-- start Provided entries --

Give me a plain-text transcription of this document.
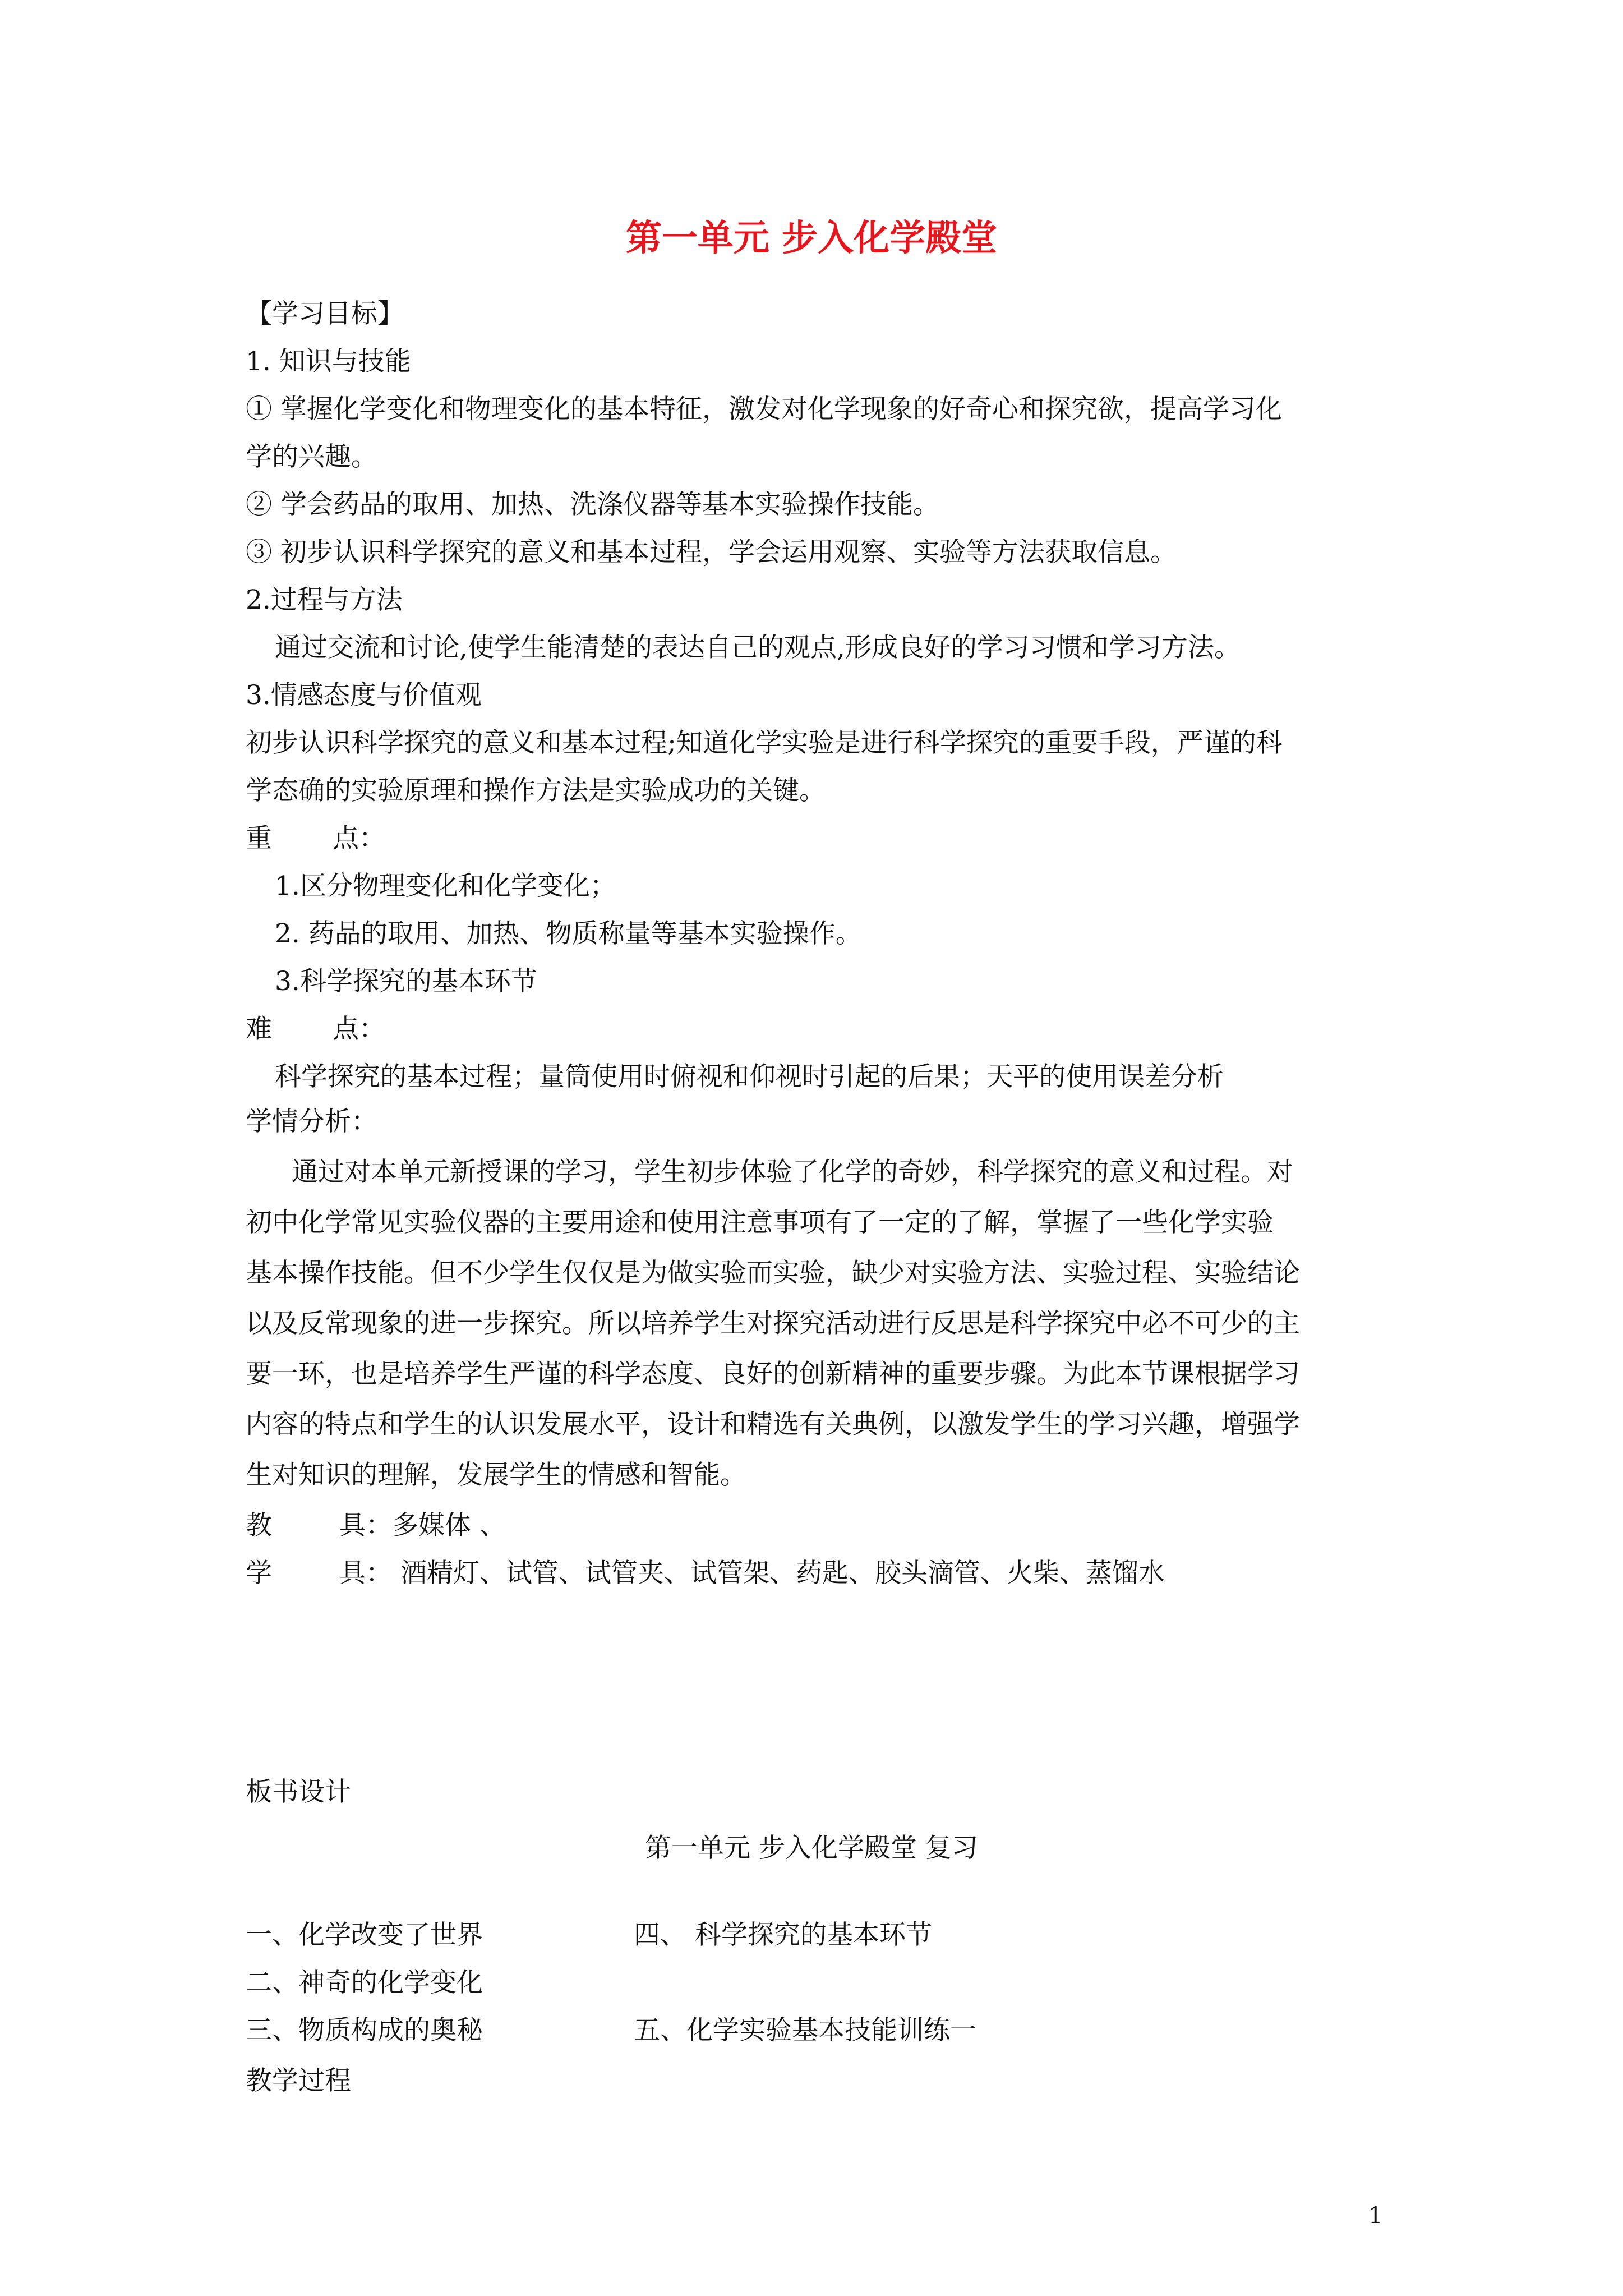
第一单元 步入化学殿堂
【学习目标】
1. 知识与技能
① 掌握化学变化和物理变化的基本特征，激发对化学现象的好奇心和探究欲，提高学习化
学的兴趣。
② 学会药品的取用、加热、洗涤仪器等基本实验操作技能。
③ 初步认识科学探究的意义和基本过程，学会运用观察、实验等方法获取信息。
2.过程与方法
通过交流和讨论,使学生能清楚的表达自己的观点,形成良好的学习习惯和学习方法。
3.情感态度与价值观
初步认识科学探究的意义和基本过程;知道化学实验是进行科学探究的重要手段，严谨的科
学态确的实验原理和操作方法是实验成功的关键。
重 点：
1.区分物理变化和化学变化；
2. 药品的取用、加热、物质称量等基本实验操作。
3.科学探究的基本环节
难 点：
科学探究的基本过程；量筒使用时俯视和仰视时引起的后果；天平的使用误差分析
学情分析：
通过对本单元新授课的学习，学生初步体验了化学的奇妙，科学探究的意义和过程。对
初中化学常见实验仪器的主要用途和使用注意事项有了一定的了解，掌握了一些化学实验
基本操作技能。但不少学生仅仅是为做实验而实验，缺少对实验方法、实验过程、实验结论
以及反常现象的进一步探究。所以培养学生对探究活动进行反思是科学探究中必不可少的主
要一环，也是培养学生严谨的科学态度、良好的创新精神的重要步骤。为此本节课根据学习
内容的特点和学生的认识发展水平，设计和精选有关典例，以激发学生的学习兴趣，增强学
生对知识的理解，发展学生的情感和智能。
教	具：多媒体 、
学	具： 酒精灯、试管、试管夹、试管架、药匙、胶头滴管、火柴、蒸馏水
板书设计
第一单元 步入化学殿堂 复习
一、化学改变了世界	四、 科学探究的基本环节
二、神奇的化学变化
三、物质构成的奥秘	五、化学实验基本技能训练一
教学过程
1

-- end Provided entries --

To do:
Write out all the entries exactly, except for the pictures.

Response to the task:
Give me a plain-text transcription of this document.
第一单元 步入化学殿堂
【学习目标】
1. 知识与技能
① 掌握化学变化和物理变化的基本特征，激发对化学现象的好奇心和探究欲，提高学习化
学的兴趣。
② 学会药品的取用、加热、洗涤仪器等基本实验操作技能。
③ 初步认识科学探究的意义和基本过程，学会运用观察、实验等方法获取信息。
2.过程与方法
通过交流和讨论,使学生能清楚的表达自己的观点,形成良好的学习习惯和学习方法。
3.情感态度与价值观
初步认识科学探究的意义和基本过程;知道化学实验是进行科学探究的重要手段，严谨的科
学态确的实验原理和操作方法是实验成功的关键。
重 点：
1.区分物理变化和化学变化；
2. 药品的取用、加热、物质称量等基本实验操作。
3.科学探究的基本环节
难 点：
科学探究的基本过程；量筒使用时俯视和仰视时引起的后果；天平的使用误差分析
学情分析：
通过对本单元新授课的学习，学生初步体验了化学的奇妙，科学探究的意义和过程。对
初中化学常见实验仪器的主要用途和使用注意事项有了一定的了解，掌握了一些化学实验
基本操作技能。但不少学生仅仅是为做实验而实验，缺少对实验方法、实验过程、实验结论
以及反常现象的进一步探究。所以培养学生对探究活动进行反思是科学探究中必不可少的主
要一环，也是培养学生严谨的科学态度、良好的创新精神的重要步骤。为此本节课根据学习
内容的特点和学生的认识发展水平，设计和精选有关典例，以激发学生的学习兴趣，增强学
生对知识的理解，发展学生的情感和智能。
教	具：多媒体 、
学	具： 酒精灯、试管、试管夹、试管架、药匙、胶头滴管、火柴、蒸馏水
板书设计
第一单元 步入化学殿堂 复习
一、化学改变了世界	四、 科学探究的基本环节
二、神奇的化学变化
三、物质构成的奥秘	五、化学实验基本技能训练一
教学过程
1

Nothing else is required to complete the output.